Lift every line from the entries that includes the word "dont".

-.-.-

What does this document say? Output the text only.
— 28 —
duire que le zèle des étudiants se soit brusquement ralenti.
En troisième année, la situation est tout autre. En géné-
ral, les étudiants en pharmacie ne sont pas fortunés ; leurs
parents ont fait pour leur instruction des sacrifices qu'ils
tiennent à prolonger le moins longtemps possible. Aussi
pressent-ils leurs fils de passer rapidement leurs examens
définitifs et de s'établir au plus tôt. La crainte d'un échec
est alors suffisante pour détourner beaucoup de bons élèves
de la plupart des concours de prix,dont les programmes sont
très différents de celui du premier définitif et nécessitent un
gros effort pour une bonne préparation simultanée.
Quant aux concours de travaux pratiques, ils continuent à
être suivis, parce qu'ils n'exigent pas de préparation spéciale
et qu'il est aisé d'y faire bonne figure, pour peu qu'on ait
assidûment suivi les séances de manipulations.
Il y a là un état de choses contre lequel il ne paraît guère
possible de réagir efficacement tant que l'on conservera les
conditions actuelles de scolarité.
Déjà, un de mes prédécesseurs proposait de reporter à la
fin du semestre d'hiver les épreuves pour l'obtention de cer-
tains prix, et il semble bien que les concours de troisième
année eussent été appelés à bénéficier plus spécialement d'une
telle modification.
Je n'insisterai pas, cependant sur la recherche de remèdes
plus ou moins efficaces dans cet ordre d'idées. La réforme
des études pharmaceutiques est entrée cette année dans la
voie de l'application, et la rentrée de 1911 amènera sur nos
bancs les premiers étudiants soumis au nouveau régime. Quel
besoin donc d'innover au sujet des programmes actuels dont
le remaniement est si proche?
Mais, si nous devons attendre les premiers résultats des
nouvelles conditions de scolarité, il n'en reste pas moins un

-.-.-

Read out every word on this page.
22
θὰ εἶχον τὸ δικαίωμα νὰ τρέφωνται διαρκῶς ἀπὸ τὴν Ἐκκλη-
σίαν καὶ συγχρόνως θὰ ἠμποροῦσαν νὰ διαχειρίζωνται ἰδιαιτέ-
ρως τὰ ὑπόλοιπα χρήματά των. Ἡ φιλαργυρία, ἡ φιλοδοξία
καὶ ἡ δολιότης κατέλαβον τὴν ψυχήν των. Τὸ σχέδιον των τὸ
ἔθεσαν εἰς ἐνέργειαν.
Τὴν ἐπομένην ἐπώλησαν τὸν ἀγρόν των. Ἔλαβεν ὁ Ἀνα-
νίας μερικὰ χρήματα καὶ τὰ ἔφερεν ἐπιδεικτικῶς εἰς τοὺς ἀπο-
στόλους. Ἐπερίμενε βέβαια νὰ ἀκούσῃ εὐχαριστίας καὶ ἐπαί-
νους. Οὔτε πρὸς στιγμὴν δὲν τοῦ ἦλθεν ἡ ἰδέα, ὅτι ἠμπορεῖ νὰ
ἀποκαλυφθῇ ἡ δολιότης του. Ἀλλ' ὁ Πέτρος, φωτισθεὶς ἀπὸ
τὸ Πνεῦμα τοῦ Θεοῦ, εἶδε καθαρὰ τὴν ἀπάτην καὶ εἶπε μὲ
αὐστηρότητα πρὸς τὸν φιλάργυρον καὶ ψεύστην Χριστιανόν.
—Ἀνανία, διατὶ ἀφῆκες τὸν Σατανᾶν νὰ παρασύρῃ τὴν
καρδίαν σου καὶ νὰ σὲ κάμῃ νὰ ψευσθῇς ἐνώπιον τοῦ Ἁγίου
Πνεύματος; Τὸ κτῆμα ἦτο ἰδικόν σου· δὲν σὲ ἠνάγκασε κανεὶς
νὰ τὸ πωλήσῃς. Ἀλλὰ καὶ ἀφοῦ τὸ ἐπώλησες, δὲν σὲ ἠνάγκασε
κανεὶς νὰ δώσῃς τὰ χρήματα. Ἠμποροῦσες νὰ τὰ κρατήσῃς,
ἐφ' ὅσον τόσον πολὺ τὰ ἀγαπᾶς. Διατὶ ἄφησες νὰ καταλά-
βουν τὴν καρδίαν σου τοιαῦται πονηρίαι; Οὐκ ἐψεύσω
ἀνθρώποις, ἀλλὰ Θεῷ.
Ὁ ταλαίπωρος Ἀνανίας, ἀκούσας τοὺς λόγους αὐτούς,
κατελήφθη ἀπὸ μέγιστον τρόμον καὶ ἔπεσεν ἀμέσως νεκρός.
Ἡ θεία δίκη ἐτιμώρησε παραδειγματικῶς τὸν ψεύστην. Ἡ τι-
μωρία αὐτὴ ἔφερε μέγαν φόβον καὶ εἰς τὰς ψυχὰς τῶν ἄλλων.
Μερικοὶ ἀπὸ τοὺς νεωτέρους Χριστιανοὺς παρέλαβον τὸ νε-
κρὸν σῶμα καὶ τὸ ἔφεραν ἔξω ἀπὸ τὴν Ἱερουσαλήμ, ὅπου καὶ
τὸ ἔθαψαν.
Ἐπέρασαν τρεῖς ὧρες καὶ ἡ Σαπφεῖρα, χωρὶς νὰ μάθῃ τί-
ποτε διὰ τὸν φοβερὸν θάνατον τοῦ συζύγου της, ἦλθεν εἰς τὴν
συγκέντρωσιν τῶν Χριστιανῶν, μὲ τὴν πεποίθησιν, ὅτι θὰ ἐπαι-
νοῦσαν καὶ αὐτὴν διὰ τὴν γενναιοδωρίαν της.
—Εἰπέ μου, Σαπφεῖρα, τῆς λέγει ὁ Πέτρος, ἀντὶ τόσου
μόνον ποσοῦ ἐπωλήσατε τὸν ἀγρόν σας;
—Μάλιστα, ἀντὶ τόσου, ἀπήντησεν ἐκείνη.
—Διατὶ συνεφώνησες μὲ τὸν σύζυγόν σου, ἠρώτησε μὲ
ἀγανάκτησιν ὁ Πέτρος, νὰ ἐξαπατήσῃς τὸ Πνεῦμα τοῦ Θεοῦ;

-.-.-

### THE REPLY
de la plupart des concours de prix,dont les programmes sont
besoin donc d'innover au sujet des programmes actuels dont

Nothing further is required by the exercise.